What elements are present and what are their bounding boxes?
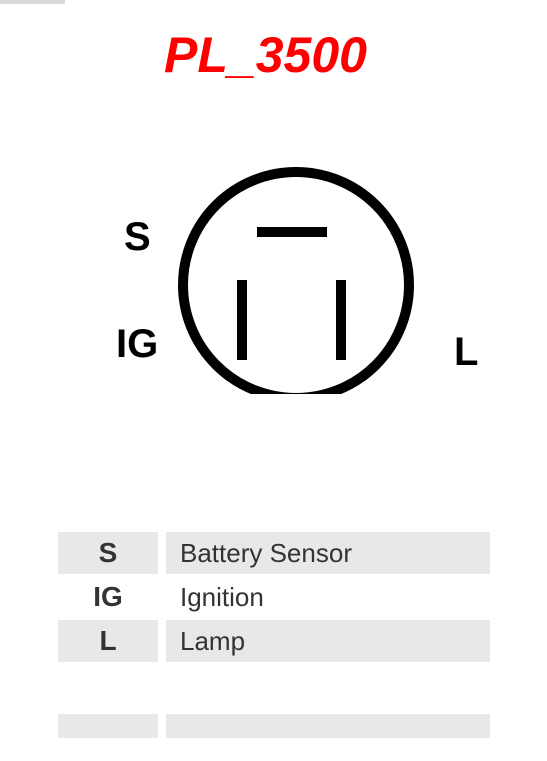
bottom-bars xyxy=(58,714,490,738)
label-l: L xyxy=(454,330,478,375)
legend-table: S Battery Sensor IG Ignition L Lamp xyxy=(58,532,490,664)
legend-row: IG Ignition xyxy=(58,576,490,618)
legend-row: S Battery Sensor xyxy=(58,532,490,574)
legend-desc: Ignition xyxy=(166,576,490,618)
bottom-bar-right xyxy=(166,714,490,738)
label-ig: IG xyxy=(116,322,158,367)
legend-desc: Lamp xyxy=(166,620,490,662)
legend-row: L Lamp xyxy=(58,620,490,662)
top-edge-decoration xyxy=(0,0,65,4)
part-number-title: PL_3500 xyxy=(164,26,367,84)
pin-ig xyxy=(237,280,247,360)
legend-desc: Battery Sensor xyxy=(166,532,490,574)
label-s: S xyxy=(124,215,151,260)
connector-outline xyxy=(178,167,414,403)
pin-l xyxy=(336,280,346,360)
legend-code: IG xyxy=(58,576,158,618)
pin-s xyxy=(257,227,327,237)
legend-code: L xyxy=(58,620,158,662)
legend-code: S xyxy=(58,532,158,574)
circle-bottom-break xyxy=(248,394,348,404)
bottom-bar-left xyxy=(58,714,158,738)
☆ ☆ ☆ ☆
Prompt: Copy every row above word for word, leaving out the pictures.

Exercise response:
What elements are present and what are their bounding boxes?
bottom-bars xyxy=(58,714,490,738)
label-l: L xyxy=(454,330,478,375)
legend-table: S Battery Sensor IG Ignition L Lamp xyxy=(58,532,490,664)
legend-row: IG Ignition xyxy=(58,576,490,618)
legend-row: S Battery Sensor xyxy=(58,532,490,574)
legend-desc: Ignition xyxy=(166,576,490,618)
bottom-bar-right xyxy=(166,714,490,738)
label-ig: IG xyxy=(116,322,158,367)
legend-desc: Lamp xyxy=(166,620,490,662)
legend-row: L Lamp xyxy=(58,620,490,662)
top-edge-decoration xyxy=(0,0,65,4)
part-number-title: PL_3500 xyxy=(164,26,367,84)
pin-ig xyxy=(237,280,247,360)
legend-desc: Battery Sensor xyxy=(166,532,490,574)
label-s: S xyxy=(124,215,151,260)
connector-outline xyxy=(178,167,414,403)
pin-l xyxy=(336,280,346,360)
legend-code: IG xyxy=(58,576,158,618)
pin-s xyxy=(257,227,327,237)
legend-code: L xyxy=(58,620,158,662)
legend-code: S xyxy=(58,532,158,574)
circle-bottom-break xyxy=(248,394,348,404)
bottom-bar-left xyxy=(58,714,158,738)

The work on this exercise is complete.